[START]

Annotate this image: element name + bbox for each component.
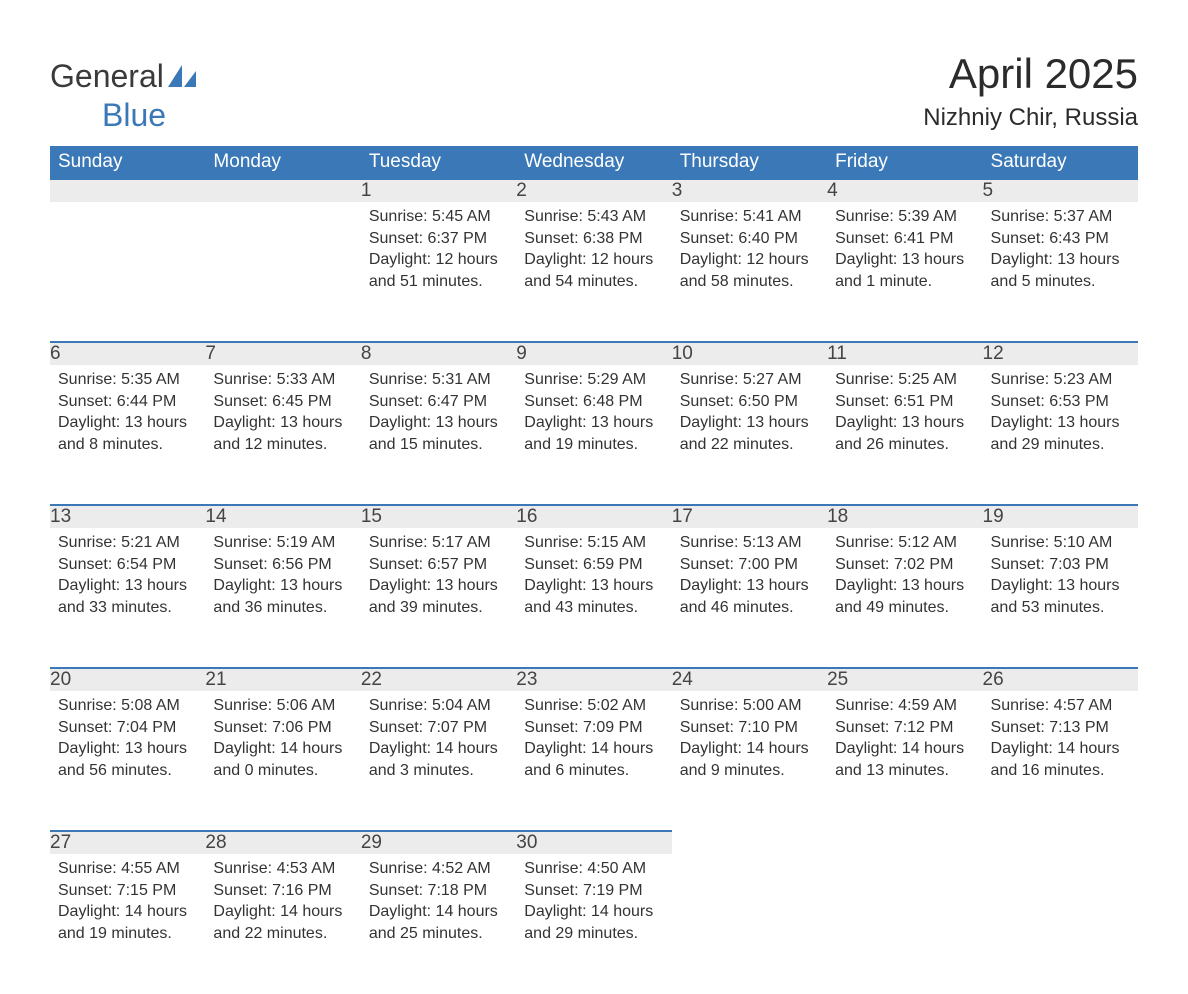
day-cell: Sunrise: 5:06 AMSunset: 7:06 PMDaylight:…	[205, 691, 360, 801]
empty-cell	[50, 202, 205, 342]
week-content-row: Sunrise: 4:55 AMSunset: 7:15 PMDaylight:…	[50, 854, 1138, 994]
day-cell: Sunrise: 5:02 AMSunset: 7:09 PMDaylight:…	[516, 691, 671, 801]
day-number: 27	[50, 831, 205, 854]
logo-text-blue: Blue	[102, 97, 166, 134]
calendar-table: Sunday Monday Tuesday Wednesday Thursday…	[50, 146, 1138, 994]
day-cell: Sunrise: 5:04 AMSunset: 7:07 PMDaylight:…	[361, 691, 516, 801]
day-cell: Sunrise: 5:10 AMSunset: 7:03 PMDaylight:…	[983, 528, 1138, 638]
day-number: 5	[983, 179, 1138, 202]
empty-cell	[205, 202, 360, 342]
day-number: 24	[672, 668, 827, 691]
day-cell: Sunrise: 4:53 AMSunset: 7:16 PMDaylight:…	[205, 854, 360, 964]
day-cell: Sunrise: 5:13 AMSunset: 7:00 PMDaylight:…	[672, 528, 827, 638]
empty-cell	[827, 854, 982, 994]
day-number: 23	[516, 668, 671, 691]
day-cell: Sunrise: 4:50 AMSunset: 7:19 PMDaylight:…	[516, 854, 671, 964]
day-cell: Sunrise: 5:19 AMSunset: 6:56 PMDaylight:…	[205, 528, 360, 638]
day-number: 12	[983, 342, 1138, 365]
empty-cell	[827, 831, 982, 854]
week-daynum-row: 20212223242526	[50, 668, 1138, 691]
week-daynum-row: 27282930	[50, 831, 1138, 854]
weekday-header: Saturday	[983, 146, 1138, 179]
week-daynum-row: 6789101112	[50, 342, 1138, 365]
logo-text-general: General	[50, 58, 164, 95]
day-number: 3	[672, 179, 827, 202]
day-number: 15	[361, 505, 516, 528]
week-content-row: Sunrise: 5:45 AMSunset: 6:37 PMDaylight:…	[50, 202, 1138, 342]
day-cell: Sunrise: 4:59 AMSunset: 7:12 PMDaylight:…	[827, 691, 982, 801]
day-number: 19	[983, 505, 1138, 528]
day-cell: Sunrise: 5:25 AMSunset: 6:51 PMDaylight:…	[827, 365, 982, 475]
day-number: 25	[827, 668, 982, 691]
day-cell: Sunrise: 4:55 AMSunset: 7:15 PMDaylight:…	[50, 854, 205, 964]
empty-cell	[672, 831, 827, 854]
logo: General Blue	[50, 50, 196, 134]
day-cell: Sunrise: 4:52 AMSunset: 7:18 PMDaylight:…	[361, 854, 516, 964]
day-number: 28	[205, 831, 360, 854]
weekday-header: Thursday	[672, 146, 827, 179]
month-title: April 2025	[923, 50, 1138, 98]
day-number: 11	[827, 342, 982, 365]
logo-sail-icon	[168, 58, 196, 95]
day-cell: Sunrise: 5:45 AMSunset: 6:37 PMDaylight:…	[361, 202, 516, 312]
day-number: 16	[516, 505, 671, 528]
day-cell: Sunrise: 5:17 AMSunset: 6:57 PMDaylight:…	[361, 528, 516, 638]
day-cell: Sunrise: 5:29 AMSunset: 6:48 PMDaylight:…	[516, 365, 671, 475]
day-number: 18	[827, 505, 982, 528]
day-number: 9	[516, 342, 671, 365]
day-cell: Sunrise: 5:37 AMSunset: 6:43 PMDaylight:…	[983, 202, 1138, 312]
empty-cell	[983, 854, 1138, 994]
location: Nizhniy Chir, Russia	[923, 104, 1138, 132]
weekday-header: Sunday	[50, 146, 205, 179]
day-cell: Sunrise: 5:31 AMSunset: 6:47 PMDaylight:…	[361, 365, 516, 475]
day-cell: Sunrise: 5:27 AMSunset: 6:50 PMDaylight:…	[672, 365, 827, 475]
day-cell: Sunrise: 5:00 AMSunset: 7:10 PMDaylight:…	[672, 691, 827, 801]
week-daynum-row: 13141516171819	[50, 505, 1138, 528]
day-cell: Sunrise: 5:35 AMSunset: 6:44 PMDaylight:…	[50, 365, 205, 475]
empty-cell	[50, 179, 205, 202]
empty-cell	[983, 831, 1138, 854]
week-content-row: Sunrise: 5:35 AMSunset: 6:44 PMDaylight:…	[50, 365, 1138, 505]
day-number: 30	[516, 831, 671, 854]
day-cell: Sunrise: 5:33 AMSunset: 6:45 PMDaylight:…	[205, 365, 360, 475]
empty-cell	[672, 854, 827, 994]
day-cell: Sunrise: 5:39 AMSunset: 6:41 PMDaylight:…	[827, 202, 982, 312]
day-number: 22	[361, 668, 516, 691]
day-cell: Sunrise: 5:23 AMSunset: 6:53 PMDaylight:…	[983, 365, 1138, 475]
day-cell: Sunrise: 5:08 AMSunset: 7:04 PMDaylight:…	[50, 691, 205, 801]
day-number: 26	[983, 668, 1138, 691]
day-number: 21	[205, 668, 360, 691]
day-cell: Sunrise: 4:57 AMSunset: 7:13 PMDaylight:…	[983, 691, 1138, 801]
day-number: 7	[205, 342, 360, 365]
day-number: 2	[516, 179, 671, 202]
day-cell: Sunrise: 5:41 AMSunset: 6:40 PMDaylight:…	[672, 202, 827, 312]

[END]

» EXERCISE OBJECTIVE
Copy the lines of the records word for word, from the line with "day-cell: Sunrise: 5:06" to the line with "day-cell: Sunrise: 4:53", including both of those lines.

» SOLVED EXERCISE
day-cell: Sunrise: 5:06 AMSunset: 7:06 PMDaylight:…	[205, 691, 360, 801]
empty-cell	[50, 202, 205, 342]
week-content-row: Sunrise: 4:55 AMSunset: 7:15 PMDaylight:…	[50, 854, 1138, 994]
day-cell: Sunrise: 5:02 AMSunset: 7:09 PMDaylight:…	[516, 691, 671, 801]
day-number: 27	[50, 831, 205, 854]
logo-text-blue: Blue	[102, 97, 166, 134]
calendar-table: Sunday Monday Tuesday Wednesday Thursday…	[50, 146, 1138, 994]
day-cell: Sunrise: 5:04 AMSunset: 7:07 PMDaylight:…	[361, 691, 516, 801]
day-cell: Sunrise: 5:10 AMSunset: 7:03 PMDaylight:…	[983, 528, 1138, 638]
day-number: 5	[983, 179, 1138, 202]
empty-cell	[205, 202, 360, 342]
day-number: 24	[672, 668, 827, 691]
day-cell: Sunrise: 4:53 AMSunset: 7:16 PMDaylight:…	[205, 854, 360, 964]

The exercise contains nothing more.